Entries of transcribed document text:
----------------
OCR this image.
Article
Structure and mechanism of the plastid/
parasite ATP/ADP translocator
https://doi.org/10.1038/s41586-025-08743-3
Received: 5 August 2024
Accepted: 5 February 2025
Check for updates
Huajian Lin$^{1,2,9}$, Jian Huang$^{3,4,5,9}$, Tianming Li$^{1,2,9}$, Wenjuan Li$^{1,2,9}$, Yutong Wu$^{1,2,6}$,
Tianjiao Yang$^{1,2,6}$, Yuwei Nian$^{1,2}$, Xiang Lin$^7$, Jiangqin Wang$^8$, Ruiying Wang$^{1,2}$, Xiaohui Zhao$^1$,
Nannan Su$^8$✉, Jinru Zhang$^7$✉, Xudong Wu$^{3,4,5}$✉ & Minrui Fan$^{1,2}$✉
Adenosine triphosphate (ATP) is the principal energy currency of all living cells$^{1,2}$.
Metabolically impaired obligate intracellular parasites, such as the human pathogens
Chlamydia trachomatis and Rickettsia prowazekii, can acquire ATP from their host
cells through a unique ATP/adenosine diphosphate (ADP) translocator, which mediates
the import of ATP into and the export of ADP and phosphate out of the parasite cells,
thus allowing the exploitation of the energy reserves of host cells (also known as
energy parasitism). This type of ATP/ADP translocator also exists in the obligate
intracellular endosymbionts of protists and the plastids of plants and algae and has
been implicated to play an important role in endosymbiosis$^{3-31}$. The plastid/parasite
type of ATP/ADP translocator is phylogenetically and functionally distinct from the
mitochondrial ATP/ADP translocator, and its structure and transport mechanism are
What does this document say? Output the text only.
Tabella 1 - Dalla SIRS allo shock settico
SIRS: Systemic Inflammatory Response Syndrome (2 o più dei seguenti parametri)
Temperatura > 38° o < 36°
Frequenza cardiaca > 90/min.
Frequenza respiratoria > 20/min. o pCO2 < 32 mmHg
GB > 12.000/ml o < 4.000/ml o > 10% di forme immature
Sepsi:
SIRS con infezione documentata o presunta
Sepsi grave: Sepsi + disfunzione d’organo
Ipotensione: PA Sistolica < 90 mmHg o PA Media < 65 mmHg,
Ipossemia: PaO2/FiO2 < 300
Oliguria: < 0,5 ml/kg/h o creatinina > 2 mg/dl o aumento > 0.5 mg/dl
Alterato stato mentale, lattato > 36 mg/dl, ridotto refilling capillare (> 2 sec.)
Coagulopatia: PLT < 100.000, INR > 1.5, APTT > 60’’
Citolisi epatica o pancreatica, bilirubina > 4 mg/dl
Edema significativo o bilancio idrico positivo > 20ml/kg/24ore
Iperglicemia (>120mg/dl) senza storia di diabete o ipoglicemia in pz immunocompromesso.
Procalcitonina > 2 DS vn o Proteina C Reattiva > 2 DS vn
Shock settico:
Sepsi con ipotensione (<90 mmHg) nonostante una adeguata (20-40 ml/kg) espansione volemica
----------------
Across the data shown above, how many lines carry the string "translocator"? Reply with the figure by itself.

5